=== Textauszug ===

Ein großes Ziegelsteingebäude, über die Elbe hinweg fotografiert.
Das »Hanseatic Trade Center« in Hamburg, Sitz mehrerer Ströer-Firmen.

Wem gehören unsere kollektiven Daten?

Zusätzlich zu physikalischen Werbeträgern, diversen Online-Plattformen und einem Echtzeit-Marktplatz-System für Online-Werbung betreibt die Ströer-Gruppe Callcenter, Agenturen, Vertriebs- und IT-Dienstleister, bespielt Seiten in den sozialen Medien mit Inhalten, gibt selbst redaktionelle und Unterhaltungsmedien heraus, stellt Kosmetikprodukte her und bietet Statistiken und Zahlen in Form von »Data As A Service« an.

Rentabel sind die Geschäftszweige alle. Im Geschäftsbericht für das Jahr 2023 gibt die Ströer für das Segment »Out-Of-Home Media« einen Verdienst (EBITDA) von knapp 400 Mio. Euro an. Mit dem Online-Werbegeschäft und der programmatischen Vermarktung wurden zusammen über 150 Mio. Euro erwirtschaftet. Statista und Asambeauty bildeten mit rund 50 Mio. Euro EBITDA den kleinsten Geschäftszweig des Konzerns.

Aus dem Zusammenspiel der verschiedenen Segmente ergibt sich ein selbstverstärkendes Gesamtkonzept. Die Ströer macht Werbung für die eigenen Plattformen, verkauft auf diesen Plattformen Werbeflächen und »Native Advertising«, also Werbung, die sich nahtlos in die Seite einfügt; durch die Plattformen sammelt sie dann Nutzungs- und Trackingdaten, die vermutlich wiederum für das gezielte Ausspielen der Werbung benutzt werden.

In einer Intro-Präsentation zu OS Data Solutions findet sich die Angabe, die Ströer-Gruppe erreiche mit ihren Daten aus erster Hand über 50 Millionen Individuen. Doch die Ströer verwendet nicht nur die eigenen Daten. OS Data Solutions wirbt mit einer Partnerschaft mit Xing, durch dessen Daten eine »höchste Targetingqualität« möglich sei, sowie mit »Intent-Daten aus dem Bereich Automotive« von Mobile.de. In der Präsentation zum 3. Quartalsbericht 2024 erwähnt Ströer eine Partnerschaft mit dem Mobilfunknetzbetreiber Telefónica, von dem sie Bewegungsdaten erhält. Diese Partnerschaft wurde durch eine Datenschutzanfrage bei Telefónica bestätigt. Eine vergleichbare Datenpartnerschaft mit der Telekom erwähnte Ströer 2023 in einer Pressemitteilung zu Targeting. Ob ein solches Abkommen auch mit Vodafone besteht, ist unbekannt. Alle großen Mobilfunkanbieter in Deutschland sammeln Bewegungsdaten und geben sie ohne Einwilligung der Kund*innen weiter. Auf die Zustimmung wird verzichtet, da es sich laut Angabe der Anbieter um vollständig anonymisierte Daten handele. Bei Telefónica und Telekom kann dennoch Widerspruch eingelegt werden.

===

Gefordert:
Geben Sie aus dem Textauszug über die Ströer-Gruppe den Abschnitt wortgetreu aus, der mit den Worten beginnt, die „Zusätzlich zu physikalischen“ enthalten, und mit „Geschäftszweig des Konzerns.“ endet.

=== Angezeigte Einträge ===

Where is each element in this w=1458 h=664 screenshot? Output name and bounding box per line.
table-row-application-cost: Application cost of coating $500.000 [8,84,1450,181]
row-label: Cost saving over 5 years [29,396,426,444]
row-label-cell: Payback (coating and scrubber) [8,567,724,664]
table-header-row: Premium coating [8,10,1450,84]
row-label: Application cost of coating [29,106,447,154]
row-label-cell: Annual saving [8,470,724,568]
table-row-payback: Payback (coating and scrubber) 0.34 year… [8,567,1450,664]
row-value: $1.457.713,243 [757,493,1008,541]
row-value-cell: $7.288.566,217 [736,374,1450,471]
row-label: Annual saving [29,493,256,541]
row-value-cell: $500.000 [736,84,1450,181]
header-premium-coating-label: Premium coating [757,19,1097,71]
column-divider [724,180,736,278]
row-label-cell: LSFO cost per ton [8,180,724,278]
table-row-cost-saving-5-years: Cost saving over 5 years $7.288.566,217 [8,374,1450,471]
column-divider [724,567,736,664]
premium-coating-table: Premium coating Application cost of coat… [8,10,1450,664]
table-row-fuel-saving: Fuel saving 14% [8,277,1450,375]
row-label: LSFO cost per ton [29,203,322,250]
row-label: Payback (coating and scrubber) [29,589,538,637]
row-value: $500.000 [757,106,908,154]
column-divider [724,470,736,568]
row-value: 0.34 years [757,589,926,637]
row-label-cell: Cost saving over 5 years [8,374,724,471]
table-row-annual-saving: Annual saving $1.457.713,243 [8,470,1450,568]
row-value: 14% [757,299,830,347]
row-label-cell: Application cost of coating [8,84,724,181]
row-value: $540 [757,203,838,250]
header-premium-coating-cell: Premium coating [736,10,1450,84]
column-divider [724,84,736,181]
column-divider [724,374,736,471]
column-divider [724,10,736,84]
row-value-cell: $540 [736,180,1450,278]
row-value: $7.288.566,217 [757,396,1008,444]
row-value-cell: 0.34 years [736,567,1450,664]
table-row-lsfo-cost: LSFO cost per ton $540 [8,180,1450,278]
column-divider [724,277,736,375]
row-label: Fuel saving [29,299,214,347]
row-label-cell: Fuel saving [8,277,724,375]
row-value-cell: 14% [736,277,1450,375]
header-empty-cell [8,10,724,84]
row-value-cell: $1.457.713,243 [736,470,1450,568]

===

Erledigte Aufgabe:
Zusätzlich zu physikalischen Werbeträgern, diversen Online-Plattformen und einem Echtzeit-Marktplatz-System für Online-Werbung betreibt die Ströer-Gruppe Callcenter, Agenturen, Vertriebs- und IT-Dienstleister, bespielt Seiten in den sozialen Medien mit Inhalten, gibt selbst redaktionelle und Unterhaltungsmedien heraus, stellt Kosmetikprodukte her und bietet Statistiken und Zahlen in Form von »Data As A Service« an.

Rentabel sind die Geschäftszweige alle. Im Geschäftsbericht für das Jahr 2023 gibt die Ströer für das Segment »Out-Of-Home Media« einen Verdienst (EBITDA) von knapp 400 Mio. Euro an. Mit dem Online-Werbegeschäft und der programmatischen Vermarktung wurden zusammen über 150 Mio. Euro erwirtschaftet. Statista und Asambeauty bildeten mit rund 50 Mio. Euro EBITDA den kleinsten Geschäftszweig des Konzerns.